◆ Written instruction ◆
Present each line of the entries below that holds the word "content".

● ● ● ●

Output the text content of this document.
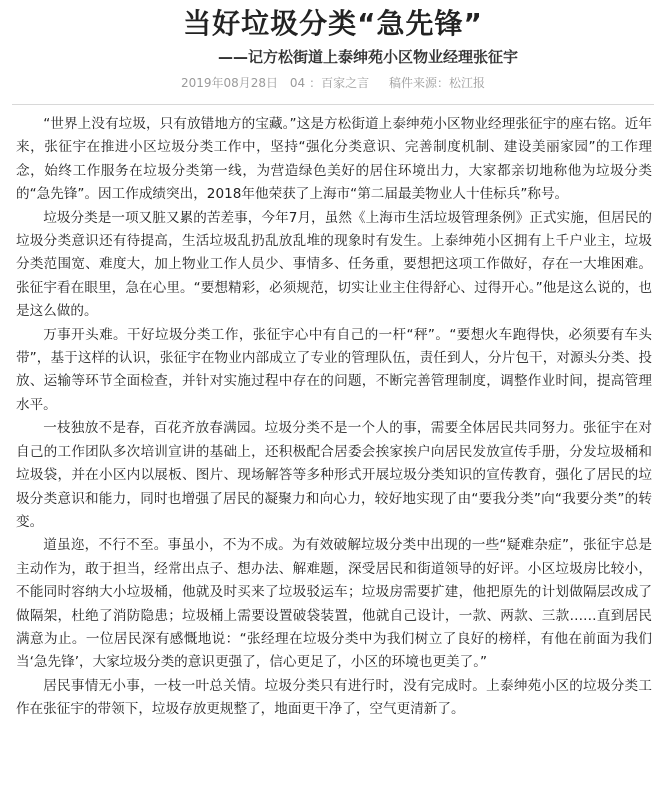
当好垃圾分类“急先锋”
——记方松街道上泰绅苑小区物业经理张征宇
2019年08月28日 04 ：百家之言 稿件来源：松江报

“世界上没有垃圾，只有放错地方的宝藏。”这是方松街道上泰绅苑小区物业经理张征宇的座右铭。近年来，张征宇在推进小区垃圾分类工作中，坚持“强化分类意识、完善制度机制、建设美丽家园”的工作理念，始终工作服务在垃圾分类第一线，为营造绿色美好的居住环境出力，大家都亲切地称他为垃圾分类的“急先锋”。因工作成绩突出，2018年他荣获了上海市“第二届最美物业人十佳标兵”称号。

垃圾分类是一项又脏又累的苦差事，今年7月，虽然《上海市生活垃圾管理条例》正式实施，但居民的垃圾分类意识还有待提高，生活垃圾乱扔乱放乱堆的现象时有发生。上泰绅苑小区拥有上千户业主，垃圾分类范围宽、难度大，加上物业工作人员少、事情多、任务重，要想把这项工作做好，存在一大堆困难。张征宇看在眼里，急在心里。“要想精彩，必须规范，切实让业主住得舒心、过得开心。”他是这么说的，也是这么做的。

万事开头难。干好垃圾分类工作，张征宇心中有自己的一杆“秤”。“要想火车跑得快，必须要有车头带”，基于这样的认识，张征宇在物业内部成立了专业的管理队伍，责任到人，分片包干，对源头分类、投放、运输等环节全面检查，并针对实施过程中存在的问题，不断完善管理制度，调整作业时间，提高管理水平。

一枝独放不是春，百花齐放春满园。垃圾分类不是一个人的事，需要全体居民共同努力。张征宇在对自己的工作团队多次培训宣讲的基础上，还积极配合居委会挨家挨户向居民发放宣传手册，分发垃圾桶和垃圾袋，并在小区内以展板、图片、现场解答等多种形式开展垃圾分类知识的宣传教育，强化了居民的垃圾分类意识和能力，同时也增强了居民的凝聚力和向心力，较好地实现了由“要我分类”向“我要分类”的转变。

道虽迩，不行不至。事虽小，不为不成。为有效破解垃圾分类中出现的一些“疑难杂症”，张征宇总是主动作为，敢于担当，经常出点子、想办法、解难题，深受居民和街道领导的好评。小区垃圾房比较小，不能同时容纳大小垃圾桶，他就及时买来了垃圾驳运车；垃圾房需要扩建，他把原先的计划做隔层改成了做隔架，杜绝了消防隐患；垃圾桶上需要设置破袋装置，他就自己设计，一款、两款、三款……直到居民满意为止。一位居民深有感慨地说：“张经理在垃圾分类中为我们树立了良好的榜样，有他在前面为我们当‘急先锋’，大家垃圾分类的意识更强了，信心更足了，小区的环境也更美了。”

居民事情无小事，一枝一叶总关情。垃圾分类只有进行时，没有完成时。上泰绅苑小区的垃圾分类工作在张征宇的带领下，垃圾存放更规整了，地面更干净了，空气更清新了。
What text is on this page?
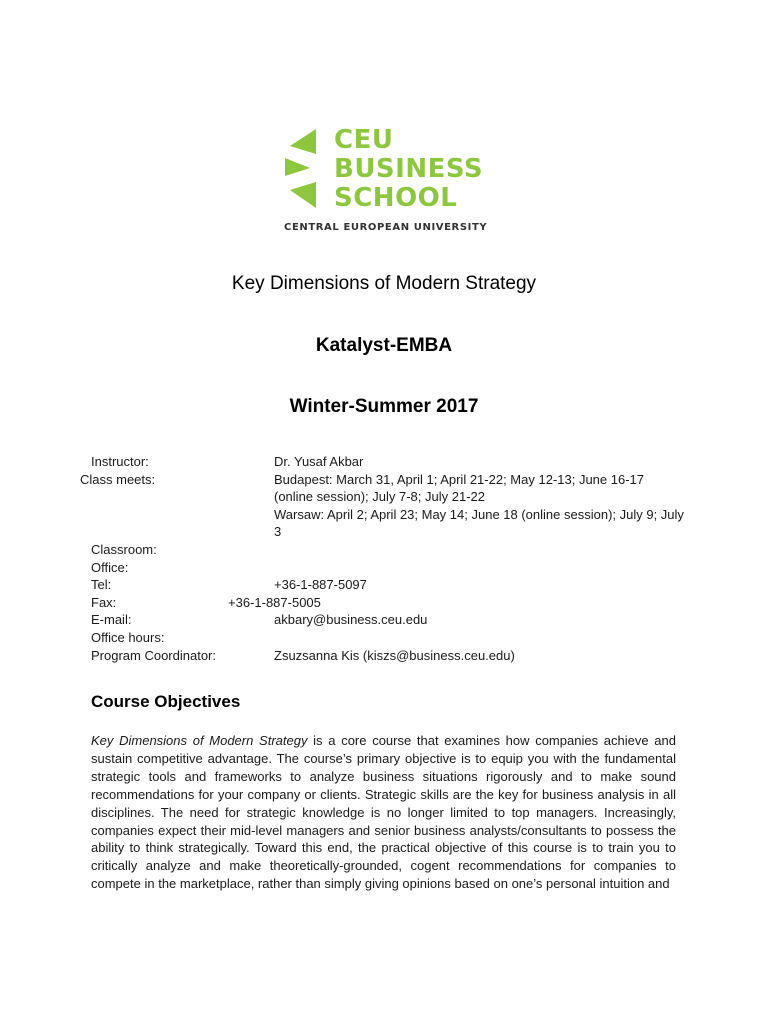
CEU
BUSINESS
SCHOOL
CENTRAL EUROPEAN UNIVERSITY
Key Dimensions of Modern Strategy
Katalyst-EMBA
Winter-Summer 2017
Instructor:	Dr. Yusaf Akbar
Class meets:	Budapest: March 31, April 1; April 21-22; May 12-13; June 16-17 (online session); July 7-8; July 21-22
Warsaw: April 2; April 23; May 14; June 18 (online session); July 9; July 3
Classroom:
Office:
Tel:	+36-1-887-5097
Fax:	+36-1-887-5005
E-mail:	akbary@business.ceu.edu
Office hours:
Program Coordinator:	Zsuzsanna Kis (kiszs@business.ceu.edu)
Course Objectives
Key Dimensions of Modern Strategy is a core course that examines how companies achieve and sustain competitive advantage. The course’s primary objective is to equip you with the fundamental strategic tools and frameworks to analyze business situations rigorously and to make sound recommendations for your company or clients. Strategic skills are the key for business analysis in all disciplines. The need for strategic knowledge is no longer limited to top managers. Increasingly, companies expect their mid-level managers and senior business analysts/consultants to possess the ability to think strategically. Toward this end, the practical objective of this course is to train you to critically analyze and make theoretically-grounded, cogent recommendations for companies to compete in the marketplace, rather than simply giving opinions based on one’s personal intuition and
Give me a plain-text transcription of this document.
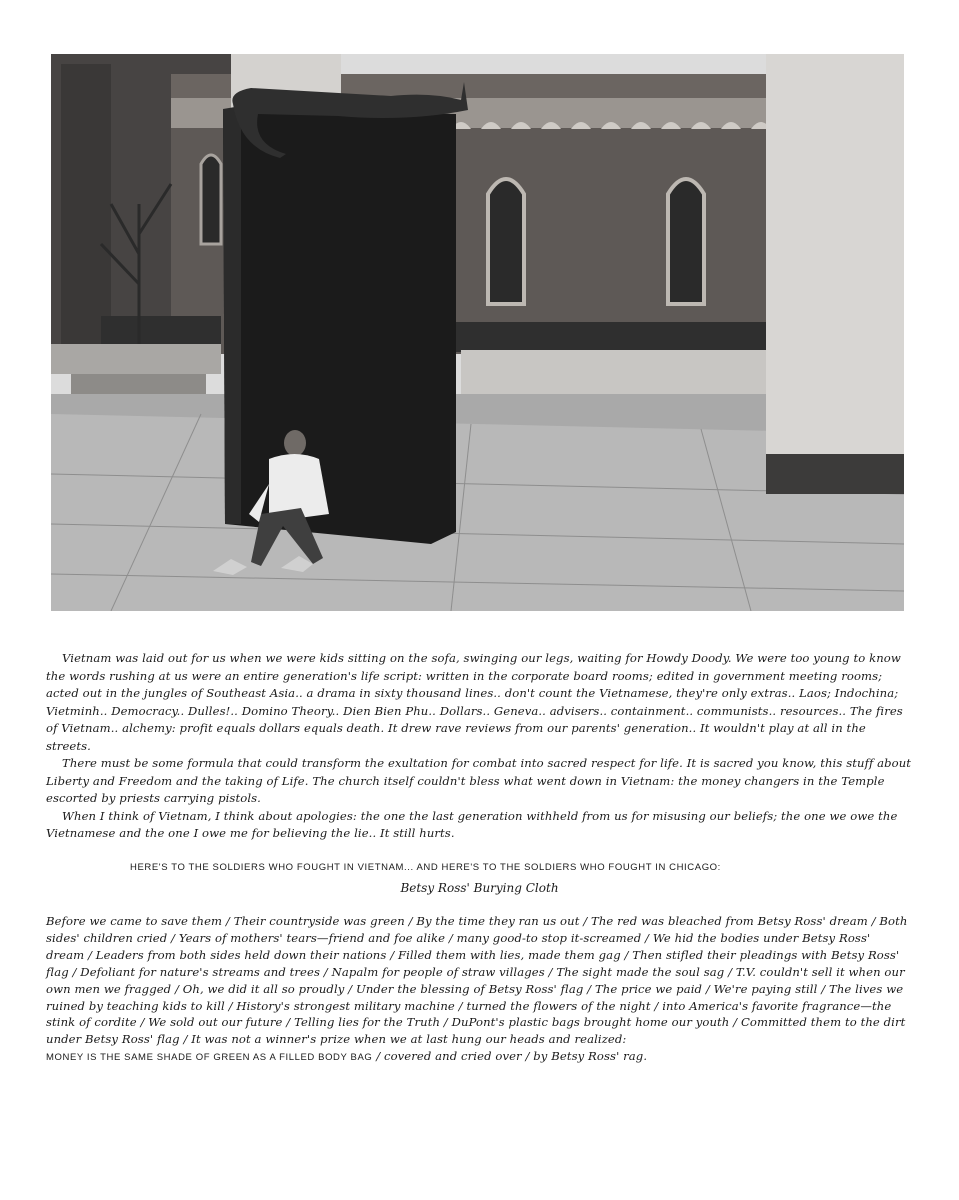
Vietnam was laid out for us when we were kids sitting on the sofa, swinging our legs, waiting for Howdy Doody. We were too young to know the words rushing at us were an entire generation's life script: written in the corporate board rooms; edited in government meeting rooms; acted out in the jungles of Southeast Asia.. a drama in sixty thousand lines.. don't count the Vietnamese, they're only extras.. Laos; Indochina; Vietminh.. Democracy.. Dulles!.. Domino Theory.. Dien Bien Phu.. Dollars.. Geneva.. advisers.. containment.. communists.. resources.. The fires of Vietnam.. alchemy: profit equals dollars equals death. It drew rave reviews from our parents' generation.. It wouldn't play at all in the streets.

There must be some formula that could transform the exultation for combat into sacred respect for life. It is sacred you know, this stuff about Liberty and Freedom and the taking of Life. The church itself couldn't bless what went down in Vietnam: the money changers in the Temple escorted by priests carrying pistols.

When I think of Vietnam, I think about apologies: the one the last generation withheld from us for misusing our beliefs; the one we owe the Vietnamese and the one I owe me for believing the lie.. It still hurts.

HERE'S TO THE SOLDIERS WHO FOUGHT IN VIETNAM... AND HERE'S TO THE SOLDIERS WHO FOUGHT IN CHICAGO:
Betsy Ross' Burying Cloth

Before we came to save them / Their countryside was green / By the time they ran us out / The red was bleached from Betsy Ross' dream / Both sides' children cried / Years of mothers' tears—friend and foe alike / many good-to stop it-screamed / We hid the bodies under Betsy Ross' dream / Leaders from both sides held down their nations / Filled them with lies, made them gag / Then stifled their pleadings with Betsy Ross' flag / Defoliant for nature's streams and trees / Napalm for people of straw villages / The sight made the soul sag / T.V. couldn't sell it when our own men we fragged / Oh, we did it all so proudly / Under the blessing of Betsy Ross' flag / The price we paid / We're paying still / The lives we ruined by teaching kids to kill / History's strongest military machine / turned the flowers of the night / into America's favorite fragrance—the stink of cordite / We sold out our future / Telling lies for the Truth / DuPont's plastic bags brought home our youth / Committed them to the dirt under Betsy Ross' flag / It was not a winner's prize when we at last hung our heads and realized: MONEY IS THE SAME SHADE OF GREEN AS A FILLED BODY BAG / covered and cried over / by Betsy Ross' rag.
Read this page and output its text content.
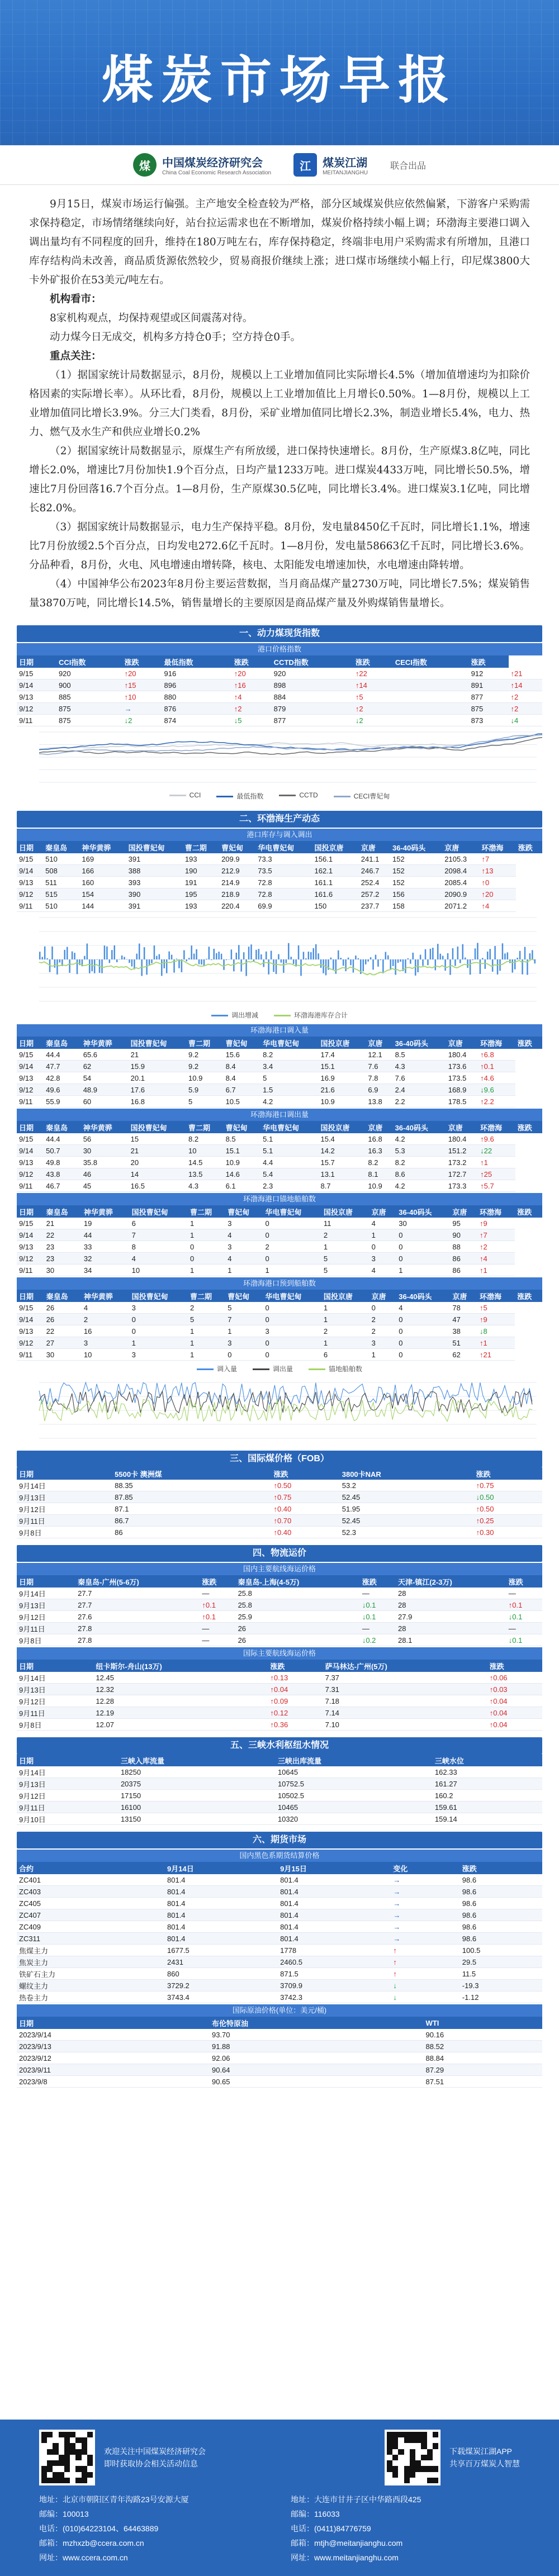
煤炭市场早报
煤	中国煤炭经济研究会
China Coal Economic Research Association
江	煤炭江湖
MEITANJIANGHU
联合出品

9月15日，煤炭市场运行偏强。主产地安全检查较为严格，部分区域煤炭供应依然偏紧，下游客户采购需求保持稳定，市场情绪继续向好，站台拉运需求也在不断增加，煤炭价格持续小幅上调；环渤海主要港口调入调出量均有不同程度的回升，维持在180万吨左右，库存保持稳定，终端非电用户采购需求有所增加，且港口库存结构尚未改善，商品质货源依然较少，贸易商报价继续上涨；进口煤市场继续小幅上行，印尼煤3800大卡外矿报价在53美元/吨左右。

机构看市：

8家机构观点，均保持观望或区间震荡对待。

动力煤今日无成交，机构多方持仓0手；空方持仓0手。

重点关注：

（1）据国家统计局数据显示，8月份，规模以上工业增加值同比实际增长4.5%（增加值增速均为扣除价格因素的实际增长率）。从环比看，8月份，规模以上工业增加值比上月增长0.50%。1—8月份，规模以上工业增加值同比增长3.9%。分三大门类看，8月份，采矿业增加值同比增长2.3%，制造业增长5.4%，电力、热力、燃气及水生产和供应业增长0.2%

（2）据国家统计局数据显示，原煤生产有所放缓，进口保持快速增长。8月份，生产原煤3.8亿吨，同比增长2.0%，增速比7月份加快1.9个百分点，日均产量1233万吨。进口煤炭4433万吨，同比增长50.5%，增速比7月份回落16.7个百分点。1—8月份，生产原煤30.5亿吨，同比增长3.4%。进口煤炭3.1亿吨，同比增长82.0%。

（3）据国家统计局数据显示，电力生产保持平稳。8月份，发电量8450亿千瓦时，同比增长1.1%，增速比7月份放缓2.5个百分点，日均发电272.6亿千瓦时。1—8月份，发电量58663亿千瓦时，同比增长3.6%。分品种看，8月份，火电、风电增速由增转降，核电、太阳能发电增速加快，水电增速由降转增。

（4）中国神华公布2023年8月份主要运营数据，当月商品煤产量2730万吨，同比增长7.5%；煤炭销售量3870万吨，同比增长14.5%，销售量增长的主要原因是商品煤产量及外购煤销售量增长。

一、动力煤现货指数
港口价格指数
日期	CCI指数	涨跌	最低指数	涨跌	CCTD指数	涨跌	CECI指数	涨跌	
9/15	920	↑20	916	↑20	920	↑22		912	↑21
9/14	900	↑15	896	↑16	898	↑14		891	↑14
9/13	885	↑10	880	↑4	884	↑5		877	↑2
9/12	875	→	876	↑2	879	↑2		875	↑2
9/11	875	↓2	874	↓5	877	↓2		873	↓4
CCI	最低指数	CCTD	CECI曹妃甸
二、环渤海生产动态
港口库存与调入调出
日期	秦皇岛	神华黄骅	国投曹妃甸	曹二期	曹妃甸	华电曹妃甸	国投京唐	京唐	36-40码头	京唐	环渤海	涨跌
9/15	510	169	391	193	209.9	73.3	156.1	241.1	152	2105.3	↑7	
9/14	508	166	388	190	212.9	73.5	162.1	246.7	152	2098.4	↑13	
9/13	511	160	393	191	214.9	72.8	161.1	252.4	152	2085.4	↑0	
9/12	515	154	390	195	218.9	72.8	161.6	257.2	156	2090.9	↑20	
9/11	510	144	391	193	220.4	69.9	150	237.7	158	2071.2	↑4	
调出增减	环渤海港库存合计
环渤海港口调入量
日期	秦皇岛	神华黄骅	国投曹妃甸	曹二期	曹妃甸	华电曹妃甸	国投京唐	京唐	36-40码头	京唐	环渤海	涨跌
9/15	44.4	65.6	21	9.2	15.6	8.2	17.4	12.1	8.5	180.4	↑6.8	
9/14	47.7	62	15.9	9.2	8.4	3.4	15.1	7.6	4.3	173.6	↑0.1	
9/13	42.8	54	20.1	10.9	8.4	5	16.9	7.8	7.6	173.5	↑4.6	
9/12	49.6	48.9	17.6	5.9	6.7	1.5	21.6	6.9	2.4	168.9	↓9.6	
9/11	55.9	60	16.8	5	10.5	4.2	10.9	13.8	2.2	178.5	↑2.2	
环渤海港口调出量
日期	秦皇岛	神华黄骅	国投曹妃甸	曹二期	曹妃甸	华电曹妃甸	国投京唐	京唐	36-40码头	京唐	环渤海	涨跌
9/15	44.4	56	15	8.2	8.5	5.1	15.4	16.8	4.2	180.4	↑9.6	
9/14	50.7	30	21	10	15.1	5.1	14.2	16.3	5.3	151.2	↓22	
9/13	49.8	35.8	20	14.5	10.9	4.4	15.7	8.2	8.2	173.2	↑1	
9/12	43.8	46	14	13.5	14.6	5.4	13.1	8.1	8.6	172.7	↑25	
9/11	46.7	45	16.5	4.3	6.1	2.3	8.7	10.9	4.2	173.3	↑5.7	
环渤海港口锚地船舶数
日期	秦皇岛	神华黄骅	国投曹妃甸	曹二期	曹妃甸	华电曹妃甸	国投京唐	京唐	36-40码头	京唐	环渤海	涨跌
9/15	21	19	6	1	3	0	11	4	30	95	↑9	
9/14	22	44	7	1	4	0	2	1	0	90	↑7	
9/13	23	33	8	0	3	2	1	0	0	88	↑2	
9/12	23	32	4	0	4	0	5	3	0	86	↑4	
9/11	30	34	10	1	1	1	5	4	1	86	↑1	
环渤海港口预到船舶数
日期	秦皇岛	神华黄骅	国投曹妃甸	曹二期	曹妃甸	华电曹妃甸	国投京唐	京唐	36-40码头	京唐	环渤海	涨跌
9/15	26	4	3	2	5	0	1	0	4	78	↑5	
9/14	26	2	0	5	7	0	1	2	0	47	↑9	
9/13	22	16	0	1	1	3	2	2	0	38	↓8	
9/12	27	3	1	1	3	0	1	3	0	51	↑1	
9/11	30	10	3	1	0	0	6	1	0	62	↑21	
调入量	调出量	锚地船舶数
三、国际煤价格（FOB）
日期	5500卡 澳洲煤	涨跌	3800卡NAR	涨跌
9月14日	88.35	↑0.50	53.2	↑0.75
9月13日	87.85	↑0.75	52.45	↓0.50
9月12日	87.1	↑0.40	51.95	↑0.50
9月11日	86.7	↑0.70	52.45	↑0.25
9月8日	86	↑0.40	52.3	↑0.30
四、物流运价
国内主要航线海运价格
日期	秦皇岛-广州(5-6万)	涨跌	秦皇岛-上海(4-5万)	涨跌	天津-镇江(2-3万)	涨跌
9月14日	27.7	—	25.8	—	28	—
9月13日	27.7	↑0.1	25.8	↓0.1	28	↑0.1
9月12日	27.6	↑0.1	25.9	↓0.1	27.9	↓0.1
9月11日	27.8	—	26	—	28	—
9月8日	27.8	—	26	↓0.2	28.1	↓0.1
国际主要航线海运价格
日期	纽卡斯尔-舟山(13万)	涨跌	萨马林达-广州(5万)	涨跌
9月14日	12.45	↑0.13	7.37	↑0.06
9月13日	12.32	↑0.04	7.31	↑0.03
9月12日	12.28	↑0.09	7.18	↑0.04
9月11日	12.19	↑0.12	7.14	↑0.04
9月8日	12.07	↑0.36	7.10	↑0.04
五、三峡水利枢纽水情况
日期	三峡入库流量	三峡出库流量	三峡水位
9月14日	18250	10645	162.33
9月13日	20375	10752.5	161.27
9月12日	17150	10502.5	160.2
9月11日	16100	10465	159.61
9月10日	13150	10320	159.14
六、期货市场
国内黑色系期货结算价格
合约	9月14日	9月15日	变化	涨跌
ZC401	801.4	801.4	→	98.6
ZC403	801.4	801.4	→	98.6
ZC405	801.4	801.4	→	98.6
ZC407	801.4	801.4	→	98.6
ZC409	801.4	801.4	→	98.6
ZC311	801.4	801.4	→	98.6
焦煤主力	1677.5	1778	↑	100.5
焦炭主力	2431	2460.5	↑	29.5
铁矿石主力	860	871.5	↑	11.5
螺纹主力	3729.2	3709.9	↓	-19.3
热卷主力	3743.4	3742.3	↓	-1.12
国际原油价格(单位：美元/桶)
日期	布伦特原油	WTI
2023/9/14	93.70	90.16
2023/9/13	91.88	88.52
2023/9/12	92.06	88.84
2023/9/11	90.64	87.29
2023/9/8	90.65	87.51
欢迎关注中国煤炭经济研究会
即时获取协会相关活动信息
下载煤炭江湖APP
共享百万煤炭人智慧
地址：北京市朝阳区青年沟路23号安源大厦	地址：大连市甘井子区中华路西段425
邮编：100013	邮编：116033
电话：(010)64223104、64463889	电话：(0411)84776759
邮箱：mzhxzb@ccera.com.cn	邮箱：mtjh@meitanjianghu.com
网址：www.ccera.com.cn	网址：www.meitanjianghu.com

● ● ● ●

◆ Correct output ◆
Output the text content of this document.
Read this page and output its text content.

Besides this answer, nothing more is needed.